───── DOCUMENT EXTRACT ─────
Hi Daniel,

Assert failures are not good for sure. My guess is, in some case
the release of a cached item is getting called more than once. In a rare scenario it is possible that this can cause the item to be
cleaned from cache even if some one else is using it.

I don't know how serious this error is without finding what is causing it. You may want to file a Jira entry with the information you have. Typically Assert failures write full stack traces to derby.log , please add the error log file to the Jira entry. If you can get reproducible test case that will be great, but I think that is going to be hard.


Thanks
-suresh


Daniel Noll wrote:
I had some long-running process going over the past few days which was extremely database intensive (insert intensive, as opposed to query intensive.)

I got in this morning to find a weird error message which Google apparently hasn't seen before:

Caused by: SQL Exception: Java exception: 'ASSERT FAILED item is not kept in release(Cachable): org.apache.derby.iapi.services.sanity.AssertFailure'.
───── PROVIDED RECORDS ─────
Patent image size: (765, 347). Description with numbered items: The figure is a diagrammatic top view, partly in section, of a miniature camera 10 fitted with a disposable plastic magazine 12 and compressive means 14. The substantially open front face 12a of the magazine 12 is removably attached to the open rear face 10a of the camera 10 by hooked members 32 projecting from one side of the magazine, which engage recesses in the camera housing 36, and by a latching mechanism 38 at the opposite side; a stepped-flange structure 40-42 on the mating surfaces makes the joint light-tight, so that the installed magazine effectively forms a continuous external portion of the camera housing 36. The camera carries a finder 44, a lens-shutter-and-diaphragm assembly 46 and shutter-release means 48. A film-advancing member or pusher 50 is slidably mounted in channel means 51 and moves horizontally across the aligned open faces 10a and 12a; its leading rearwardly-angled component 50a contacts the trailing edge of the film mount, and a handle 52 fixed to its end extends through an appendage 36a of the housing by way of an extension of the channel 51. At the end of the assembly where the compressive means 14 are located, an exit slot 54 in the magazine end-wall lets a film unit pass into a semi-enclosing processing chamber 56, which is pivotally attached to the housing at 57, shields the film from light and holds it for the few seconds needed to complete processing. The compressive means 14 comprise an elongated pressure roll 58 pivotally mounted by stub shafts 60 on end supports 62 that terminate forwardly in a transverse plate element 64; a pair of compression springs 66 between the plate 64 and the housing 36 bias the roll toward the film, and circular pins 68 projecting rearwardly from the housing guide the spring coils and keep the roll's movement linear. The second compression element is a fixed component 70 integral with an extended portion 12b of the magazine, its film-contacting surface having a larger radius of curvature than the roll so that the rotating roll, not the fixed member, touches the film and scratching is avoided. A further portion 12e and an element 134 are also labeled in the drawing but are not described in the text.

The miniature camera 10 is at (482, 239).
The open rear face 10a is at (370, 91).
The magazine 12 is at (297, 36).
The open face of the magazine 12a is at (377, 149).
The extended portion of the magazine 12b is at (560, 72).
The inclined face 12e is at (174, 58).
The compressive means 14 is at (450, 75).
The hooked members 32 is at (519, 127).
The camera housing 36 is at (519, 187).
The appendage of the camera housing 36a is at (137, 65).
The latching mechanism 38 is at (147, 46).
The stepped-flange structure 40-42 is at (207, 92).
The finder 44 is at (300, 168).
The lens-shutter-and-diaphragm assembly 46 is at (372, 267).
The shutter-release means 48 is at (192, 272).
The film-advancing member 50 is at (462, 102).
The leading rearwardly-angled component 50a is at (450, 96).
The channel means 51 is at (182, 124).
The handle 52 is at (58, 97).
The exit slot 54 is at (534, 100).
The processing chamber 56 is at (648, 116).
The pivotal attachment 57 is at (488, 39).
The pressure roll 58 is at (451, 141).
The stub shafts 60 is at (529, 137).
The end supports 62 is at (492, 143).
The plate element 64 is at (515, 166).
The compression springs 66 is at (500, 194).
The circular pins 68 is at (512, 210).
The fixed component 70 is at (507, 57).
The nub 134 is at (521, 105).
─────
EXERCISES:
1. List every action that Suresh's reply suggests Daniel take in the message about the Derby assert failure.
2. Write out the portion of the message about the Derby assert failure from "Assert failures are" to "is using it.".

RESPONSES TO THE TASKS:
1.
- File a Jira entry with the information he has.
- Add the error log file (derby.log, where assert failures typically write full stack traces) to the Jira entry.
- Get a reproducible test case, if he can.

2.
Assert failures are not good for sure. My guess is, in some case
the release of a cached item is getting called more than once. In a rare scenario it is possible that this can cause the item to be
cleaned from cache even if some one else is using it.